QUOTED PASSAGE:
··········
After nearly 30 years living in the Capital Region, I’ve never taken a swim in the Hudson River. We’re not talking about the Upper Hudson, way the hell up around North Creek, no, I mean the Hudson River just a few miles from my house.
Growing up on Long Island, we were always at the beach — and easy access to the water and swimming is something I’ve always missed here. So a few years ago, I started looking at the river and thinking, “Why doesn’t anybody swim in there?”
I think I now know one reason after reading this headline, Antibiotic-Resistant Bacteria Widespread in Hudson River, Study Finds.
For years people have just assumed that the river is dirty, but the item in Infection Control Today sort of confirms the suspicions. While the study focused on the area between the Tappan Zee Bridge to lower Manhattan, I’m not sure that makes me feel better. Why so dirty you ask? This from the story:
“If you find antibiotic-resistant bacteria in an ecosystem, it’s hard to know where they’re coming from,” says study co-author Andrew Juhl, a microbiologist at Columbia University’s Lamont-Doherty Earth Observatory. “In the Hudson, we have a strong case to make that it’s coming from untreated sewage.”
What? Sewage in the Hudson? There couldn’t be sewage in the river… except for sewage like this, I guess.
In light of all this, I’m leary of taking the plunge. Unless there’s going to be a giant container of hand sanitizer waiting for me when I get out.
··········
SUPPLIED MATERIAL:
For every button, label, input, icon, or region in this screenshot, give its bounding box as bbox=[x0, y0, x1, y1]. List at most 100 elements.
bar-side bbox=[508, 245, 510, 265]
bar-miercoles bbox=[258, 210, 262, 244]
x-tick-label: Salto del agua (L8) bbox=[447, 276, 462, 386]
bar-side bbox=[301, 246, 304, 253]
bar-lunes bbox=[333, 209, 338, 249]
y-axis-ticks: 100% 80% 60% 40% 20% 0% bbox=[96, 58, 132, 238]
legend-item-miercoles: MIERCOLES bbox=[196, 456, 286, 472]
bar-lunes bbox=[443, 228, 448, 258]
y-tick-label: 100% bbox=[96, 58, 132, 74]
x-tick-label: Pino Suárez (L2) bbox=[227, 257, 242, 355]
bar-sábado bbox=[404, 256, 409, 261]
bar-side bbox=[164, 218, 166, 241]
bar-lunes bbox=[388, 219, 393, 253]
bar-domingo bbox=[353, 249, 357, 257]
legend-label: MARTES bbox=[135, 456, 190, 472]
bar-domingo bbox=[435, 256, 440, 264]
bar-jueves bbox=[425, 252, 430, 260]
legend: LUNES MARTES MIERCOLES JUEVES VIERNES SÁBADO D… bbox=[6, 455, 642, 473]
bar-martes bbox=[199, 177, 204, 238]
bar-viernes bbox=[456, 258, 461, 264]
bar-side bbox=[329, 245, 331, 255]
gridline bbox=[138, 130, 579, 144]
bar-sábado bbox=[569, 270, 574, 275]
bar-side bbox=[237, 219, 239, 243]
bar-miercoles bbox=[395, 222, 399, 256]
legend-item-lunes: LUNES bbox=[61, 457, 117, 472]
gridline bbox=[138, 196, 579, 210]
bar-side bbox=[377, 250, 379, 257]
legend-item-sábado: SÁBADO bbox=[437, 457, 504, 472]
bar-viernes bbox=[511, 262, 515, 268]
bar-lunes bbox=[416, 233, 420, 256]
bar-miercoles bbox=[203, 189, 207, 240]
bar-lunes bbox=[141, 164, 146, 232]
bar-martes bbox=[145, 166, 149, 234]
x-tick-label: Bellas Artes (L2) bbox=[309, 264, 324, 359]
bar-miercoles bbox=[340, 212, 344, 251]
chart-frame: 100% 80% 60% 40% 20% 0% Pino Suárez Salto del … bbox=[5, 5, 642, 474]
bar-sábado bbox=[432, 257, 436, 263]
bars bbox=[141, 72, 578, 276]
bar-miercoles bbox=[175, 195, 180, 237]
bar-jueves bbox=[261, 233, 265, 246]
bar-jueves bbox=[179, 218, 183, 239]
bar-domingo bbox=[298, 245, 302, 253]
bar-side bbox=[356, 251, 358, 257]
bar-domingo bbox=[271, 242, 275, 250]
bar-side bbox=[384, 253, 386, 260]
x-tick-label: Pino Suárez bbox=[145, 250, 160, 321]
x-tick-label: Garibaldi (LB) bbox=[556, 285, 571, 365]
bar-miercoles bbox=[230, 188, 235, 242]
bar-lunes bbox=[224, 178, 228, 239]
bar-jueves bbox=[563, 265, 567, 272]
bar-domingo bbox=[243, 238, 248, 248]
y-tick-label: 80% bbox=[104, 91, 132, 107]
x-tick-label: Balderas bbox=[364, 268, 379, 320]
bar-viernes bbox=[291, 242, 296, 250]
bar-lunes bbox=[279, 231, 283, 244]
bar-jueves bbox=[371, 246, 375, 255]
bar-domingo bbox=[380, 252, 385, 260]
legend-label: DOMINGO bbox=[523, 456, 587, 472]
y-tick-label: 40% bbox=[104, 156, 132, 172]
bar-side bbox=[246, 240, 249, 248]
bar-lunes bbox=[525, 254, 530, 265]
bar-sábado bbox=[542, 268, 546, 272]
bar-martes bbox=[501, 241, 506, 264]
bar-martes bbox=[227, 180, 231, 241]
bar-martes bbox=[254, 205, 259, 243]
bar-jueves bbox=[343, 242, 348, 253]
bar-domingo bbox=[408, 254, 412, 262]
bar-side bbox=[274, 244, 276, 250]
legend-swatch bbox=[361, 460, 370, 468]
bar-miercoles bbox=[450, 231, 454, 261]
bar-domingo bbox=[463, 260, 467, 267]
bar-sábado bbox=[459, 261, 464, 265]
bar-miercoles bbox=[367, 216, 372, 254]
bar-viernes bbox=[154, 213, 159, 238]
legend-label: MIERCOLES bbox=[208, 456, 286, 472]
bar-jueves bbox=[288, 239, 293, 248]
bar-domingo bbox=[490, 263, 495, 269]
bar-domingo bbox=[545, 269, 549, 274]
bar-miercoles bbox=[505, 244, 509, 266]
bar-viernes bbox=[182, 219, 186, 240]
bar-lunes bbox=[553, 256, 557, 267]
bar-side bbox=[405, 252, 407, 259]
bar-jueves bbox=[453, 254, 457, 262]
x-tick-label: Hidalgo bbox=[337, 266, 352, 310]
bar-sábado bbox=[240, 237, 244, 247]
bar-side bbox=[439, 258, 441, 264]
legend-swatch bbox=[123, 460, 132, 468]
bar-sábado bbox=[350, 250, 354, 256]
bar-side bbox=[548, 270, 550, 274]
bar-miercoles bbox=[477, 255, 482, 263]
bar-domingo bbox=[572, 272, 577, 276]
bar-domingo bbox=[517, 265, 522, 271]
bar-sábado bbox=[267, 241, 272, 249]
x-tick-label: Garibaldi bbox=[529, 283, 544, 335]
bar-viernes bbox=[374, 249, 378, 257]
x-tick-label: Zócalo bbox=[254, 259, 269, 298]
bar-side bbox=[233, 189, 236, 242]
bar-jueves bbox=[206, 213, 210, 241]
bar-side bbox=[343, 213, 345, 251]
··········
BRIEF: Reproduce the part of the Hudson River post above, starting with "After nearly 30" and going on through "from my house.".

RESPONSE TO THIS TASK:
After nearly 30 years living in the Capital Region, I’ve never taken a swim in the Hudson River. We’re not talking about the Upper Hudson, way the hell up around North Creek, no, I mean the Hudson River just a few miles from my house.